-- Material start --

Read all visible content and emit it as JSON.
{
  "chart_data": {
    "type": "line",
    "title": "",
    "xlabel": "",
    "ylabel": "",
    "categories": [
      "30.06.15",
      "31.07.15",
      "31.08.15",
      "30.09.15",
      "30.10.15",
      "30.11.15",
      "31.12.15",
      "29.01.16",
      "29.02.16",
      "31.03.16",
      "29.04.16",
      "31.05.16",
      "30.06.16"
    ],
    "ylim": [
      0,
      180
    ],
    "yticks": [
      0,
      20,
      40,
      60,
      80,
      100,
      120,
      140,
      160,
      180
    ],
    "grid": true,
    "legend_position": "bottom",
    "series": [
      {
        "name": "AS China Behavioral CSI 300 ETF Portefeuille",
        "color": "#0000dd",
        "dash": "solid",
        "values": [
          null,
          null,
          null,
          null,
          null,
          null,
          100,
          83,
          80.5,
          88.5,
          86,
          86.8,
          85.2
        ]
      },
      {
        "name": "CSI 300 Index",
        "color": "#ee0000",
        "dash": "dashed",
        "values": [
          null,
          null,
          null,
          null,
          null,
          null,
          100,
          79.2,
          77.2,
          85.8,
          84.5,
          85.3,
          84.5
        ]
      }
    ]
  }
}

-- Material end --
-- Material start --

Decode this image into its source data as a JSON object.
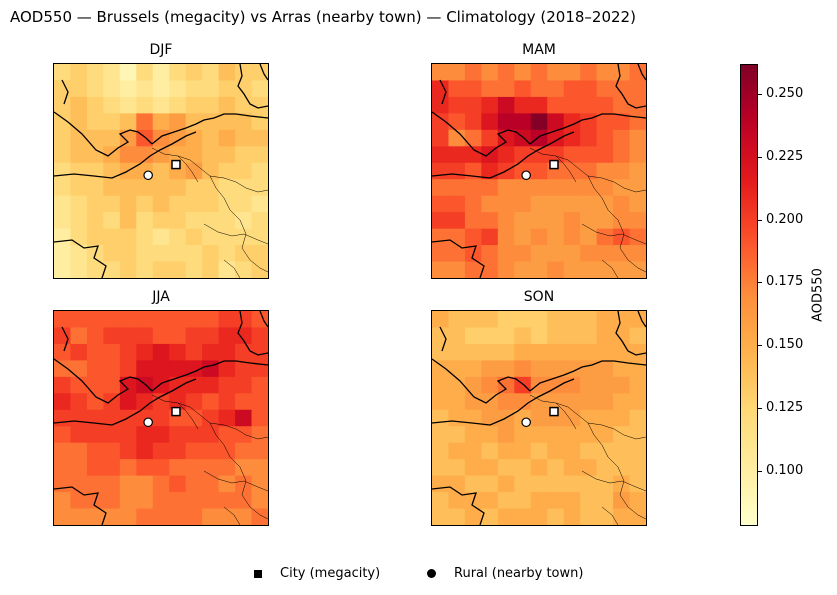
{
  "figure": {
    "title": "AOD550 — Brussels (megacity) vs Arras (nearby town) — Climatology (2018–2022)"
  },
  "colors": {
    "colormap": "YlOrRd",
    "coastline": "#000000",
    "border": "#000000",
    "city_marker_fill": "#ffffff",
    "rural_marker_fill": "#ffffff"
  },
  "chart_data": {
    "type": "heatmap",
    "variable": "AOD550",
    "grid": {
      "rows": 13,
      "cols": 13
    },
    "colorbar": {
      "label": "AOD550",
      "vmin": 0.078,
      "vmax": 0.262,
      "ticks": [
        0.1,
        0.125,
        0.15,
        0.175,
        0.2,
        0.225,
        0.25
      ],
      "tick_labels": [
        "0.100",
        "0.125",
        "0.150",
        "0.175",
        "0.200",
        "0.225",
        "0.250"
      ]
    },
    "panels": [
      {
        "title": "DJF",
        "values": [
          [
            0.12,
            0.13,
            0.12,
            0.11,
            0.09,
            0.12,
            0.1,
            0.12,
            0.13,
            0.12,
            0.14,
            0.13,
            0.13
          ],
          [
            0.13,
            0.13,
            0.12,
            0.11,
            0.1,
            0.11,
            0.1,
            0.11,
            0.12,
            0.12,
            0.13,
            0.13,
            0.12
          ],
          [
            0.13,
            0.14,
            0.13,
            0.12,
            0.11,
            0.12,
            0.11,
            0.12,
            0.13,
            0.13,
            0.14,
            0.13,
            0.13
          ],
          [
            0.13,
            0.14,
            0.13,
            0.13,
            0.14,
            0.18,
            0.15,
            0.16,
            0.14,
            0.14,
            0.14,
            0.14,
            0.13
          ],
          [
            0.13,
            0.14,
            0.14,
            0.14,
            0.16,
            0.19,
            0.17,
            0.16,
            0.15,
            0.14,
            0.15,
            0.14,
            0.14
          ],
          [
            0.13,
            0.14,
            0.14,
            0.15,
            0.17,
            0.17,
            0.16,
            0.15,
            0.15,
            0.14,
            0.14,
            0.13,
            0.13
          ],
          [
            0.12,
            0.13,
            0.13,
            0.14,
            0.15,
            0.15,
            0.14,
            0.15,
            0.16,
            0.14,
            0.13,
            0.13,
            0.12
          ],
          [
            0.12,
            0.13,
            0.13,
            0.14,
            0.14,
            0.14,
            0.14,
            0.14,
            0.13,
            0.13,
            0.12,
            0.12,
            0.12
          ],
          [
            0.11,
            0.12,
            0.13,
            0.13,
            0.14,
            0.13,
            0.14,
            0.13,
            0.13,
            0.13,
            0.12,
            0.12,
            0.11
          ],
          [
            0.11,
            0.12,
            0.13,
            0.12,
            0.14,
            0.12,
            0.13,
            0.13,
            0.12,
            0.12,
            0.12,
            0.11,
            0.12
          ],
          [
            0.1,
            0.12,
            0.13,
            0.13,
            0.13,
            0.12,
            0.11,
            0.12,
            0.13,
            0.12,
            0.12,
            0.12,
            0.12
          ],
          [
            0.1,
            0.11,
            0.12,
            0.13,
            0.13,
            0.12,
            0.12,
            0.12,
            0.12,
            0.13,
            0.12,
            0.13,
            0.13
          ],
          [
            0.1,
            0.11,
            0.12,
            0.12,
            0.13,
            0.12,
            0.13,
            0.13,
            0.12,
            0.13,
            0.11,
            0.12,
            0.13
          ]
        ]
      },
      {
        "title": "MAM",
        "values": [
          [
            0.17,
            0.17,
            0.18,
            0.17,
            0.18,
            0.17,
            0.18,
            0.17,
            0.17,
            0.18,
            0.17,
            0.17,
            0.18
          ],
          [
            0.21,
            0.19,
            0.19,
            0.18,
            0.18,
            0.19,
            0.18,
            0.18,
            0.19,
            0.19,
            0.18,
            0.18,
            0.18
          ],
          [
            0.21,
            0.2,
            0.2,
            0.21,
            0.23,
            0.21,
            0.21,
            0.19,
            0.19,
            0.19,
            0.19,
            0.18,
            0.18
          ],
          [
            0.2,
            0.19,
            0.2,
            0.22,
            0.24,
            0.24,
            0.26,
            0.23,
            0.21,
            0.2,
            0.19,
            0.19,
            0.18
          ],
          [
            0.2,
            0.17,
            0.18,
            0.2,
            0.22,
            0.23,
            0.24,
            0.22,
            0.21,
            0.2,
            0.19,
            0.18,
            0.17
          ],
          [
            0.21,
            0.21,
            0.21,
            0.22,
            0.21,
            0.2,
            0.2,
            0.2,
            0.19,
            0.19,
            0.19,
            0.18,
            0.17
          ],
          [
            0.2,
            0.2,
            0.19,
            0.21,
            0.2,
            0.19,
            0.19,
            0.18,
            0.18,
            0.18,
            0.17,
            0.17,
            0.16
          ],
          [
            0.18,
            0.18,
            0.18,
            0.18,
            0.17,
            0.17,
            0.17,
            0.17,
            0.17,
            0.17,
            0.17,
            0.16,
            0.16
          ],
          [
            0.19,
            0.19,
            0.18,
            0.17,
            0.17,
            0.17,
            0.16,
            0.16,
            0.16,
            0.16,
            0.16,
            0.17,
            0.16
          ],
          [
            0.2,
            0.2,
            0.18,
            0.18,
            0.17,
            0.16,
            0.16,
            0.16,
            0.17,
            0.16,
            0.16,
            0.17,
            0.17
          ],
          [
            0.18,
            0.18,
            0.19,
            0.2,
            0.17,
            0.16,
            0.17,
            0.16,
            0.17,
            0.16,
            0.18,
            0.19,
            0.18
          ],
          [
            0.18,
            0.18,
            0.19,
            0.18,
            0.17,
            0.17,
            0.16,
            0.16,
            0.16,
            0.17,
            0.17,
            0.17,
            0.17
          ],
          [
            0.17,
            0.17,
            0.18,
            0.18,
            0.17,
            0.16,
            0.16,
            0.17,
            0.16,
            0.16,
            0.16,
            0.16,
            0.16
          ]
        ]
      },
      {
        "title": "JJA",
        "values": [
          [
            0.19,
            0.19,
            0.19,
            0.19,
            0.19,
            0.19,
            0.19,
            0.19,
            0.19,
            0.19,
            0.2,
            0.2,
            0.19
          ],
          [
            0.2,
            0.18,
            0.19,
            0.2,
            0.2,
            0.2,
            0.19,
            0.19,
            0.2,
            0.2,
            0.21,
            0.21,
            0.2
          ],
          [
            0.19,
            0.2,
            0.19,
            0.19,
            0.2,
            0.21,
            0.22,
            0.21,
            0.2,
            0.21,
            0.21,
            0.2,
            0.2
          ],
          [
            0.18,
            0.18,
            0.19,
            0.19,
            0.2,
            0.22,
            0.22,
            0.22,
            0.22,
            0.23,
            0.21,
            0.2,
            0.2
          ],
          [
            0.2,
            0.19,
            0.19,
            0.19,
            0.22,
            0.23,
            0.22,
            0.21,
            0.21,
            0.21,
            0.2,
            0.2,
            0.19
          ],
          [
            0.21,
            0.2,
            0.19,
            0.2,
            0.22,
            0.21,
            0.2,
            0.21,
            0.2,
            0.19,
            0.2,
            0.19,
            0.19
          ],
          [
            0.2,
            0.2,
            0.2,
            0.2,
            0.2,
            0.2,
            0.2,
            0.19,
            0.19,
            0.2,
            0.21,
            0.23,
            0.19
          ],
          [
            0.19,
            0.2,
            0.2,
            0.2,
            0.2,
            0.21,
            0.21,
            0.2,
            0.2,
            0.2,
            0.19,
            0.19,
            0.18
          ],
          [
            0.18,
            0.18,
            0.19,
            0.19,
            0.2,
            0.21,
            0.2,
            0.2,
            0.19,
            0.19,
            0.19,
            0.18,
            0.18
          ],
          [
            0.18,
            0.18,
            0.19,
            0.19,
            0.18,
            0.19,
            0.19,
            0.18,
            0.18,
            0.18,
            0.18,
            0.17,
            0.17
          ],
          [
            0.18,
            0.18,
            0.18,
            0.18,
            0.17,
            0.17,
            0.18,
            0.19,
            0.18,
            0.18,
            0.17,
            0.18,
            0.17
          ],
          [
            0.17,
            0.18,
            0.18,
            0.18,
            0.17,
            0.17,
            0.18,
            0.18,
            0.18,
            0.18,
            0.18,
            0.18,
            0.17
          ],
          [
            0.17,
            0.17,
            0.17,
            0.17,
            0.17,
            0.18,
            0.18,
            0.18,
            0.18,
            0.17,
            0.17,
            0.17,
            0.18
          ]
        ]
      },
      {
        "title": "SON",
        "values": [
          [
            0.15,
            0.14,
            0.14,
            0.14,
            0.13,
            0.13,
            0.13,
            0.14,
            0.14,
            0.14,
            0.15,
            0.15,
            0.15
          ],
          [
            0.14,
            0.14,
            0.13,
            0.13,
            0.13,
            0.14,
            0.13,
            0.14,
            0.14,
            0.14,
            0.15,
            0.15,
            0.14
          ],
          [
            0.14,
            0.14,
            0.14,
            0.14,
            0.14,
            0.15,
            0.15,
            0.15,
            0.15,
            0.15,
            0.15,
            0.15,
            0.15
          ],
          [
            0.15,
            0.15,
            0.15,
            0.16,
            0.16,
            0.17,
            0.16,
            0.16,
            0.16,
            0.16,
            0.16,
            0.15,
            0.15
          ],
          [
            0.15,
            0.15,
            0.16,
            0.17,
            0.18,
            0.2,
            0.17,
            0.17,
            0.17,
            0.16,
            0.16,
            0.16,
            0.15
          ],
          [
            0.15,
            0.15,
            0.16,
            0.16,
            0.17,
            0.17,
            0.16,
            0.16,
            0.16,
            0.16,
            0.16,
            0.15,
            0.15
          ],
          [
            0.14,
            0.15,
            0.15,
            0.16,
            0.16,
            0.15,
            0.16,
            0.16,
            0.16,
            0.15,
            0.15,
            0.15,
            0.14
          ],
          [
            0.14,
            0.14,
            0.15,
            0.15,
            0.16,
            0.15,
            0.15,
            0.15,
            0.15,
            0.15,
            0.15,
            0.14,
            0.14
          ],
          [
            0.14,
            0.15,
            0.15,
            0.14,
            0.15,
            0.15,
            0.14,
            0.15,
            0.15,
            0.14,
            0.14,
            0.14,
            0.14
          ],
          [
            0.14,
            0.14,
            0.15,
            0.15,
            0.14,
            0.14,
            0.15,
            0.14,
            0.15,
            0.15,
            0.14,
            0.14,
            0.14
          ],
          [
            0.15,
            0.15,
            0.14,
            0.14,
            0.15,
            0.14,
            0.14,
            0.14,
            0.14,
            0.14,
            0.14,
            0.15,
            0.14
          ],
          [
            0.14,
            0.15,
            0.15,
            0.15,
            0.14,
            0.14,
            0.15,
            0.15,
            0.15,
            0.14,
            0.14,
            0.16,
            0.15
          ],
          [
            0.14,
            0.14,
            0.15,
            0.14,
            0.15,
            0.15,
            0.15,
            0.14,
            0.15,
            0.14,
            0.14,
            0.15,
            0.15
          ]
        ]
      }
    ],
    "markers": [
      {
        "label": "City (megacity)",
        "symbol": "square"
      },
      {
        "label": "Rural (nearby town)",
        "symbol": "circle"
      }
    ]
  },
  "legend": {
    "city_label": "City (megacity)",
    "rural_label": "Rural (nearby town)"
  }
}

-- Material end --

Written task
Gather every line containing the word "name" and copy it.

Answer below
        "name": "AS China Behavioral CSI 300 ETF Portefeuille",
        "name": "CSI 300 Index",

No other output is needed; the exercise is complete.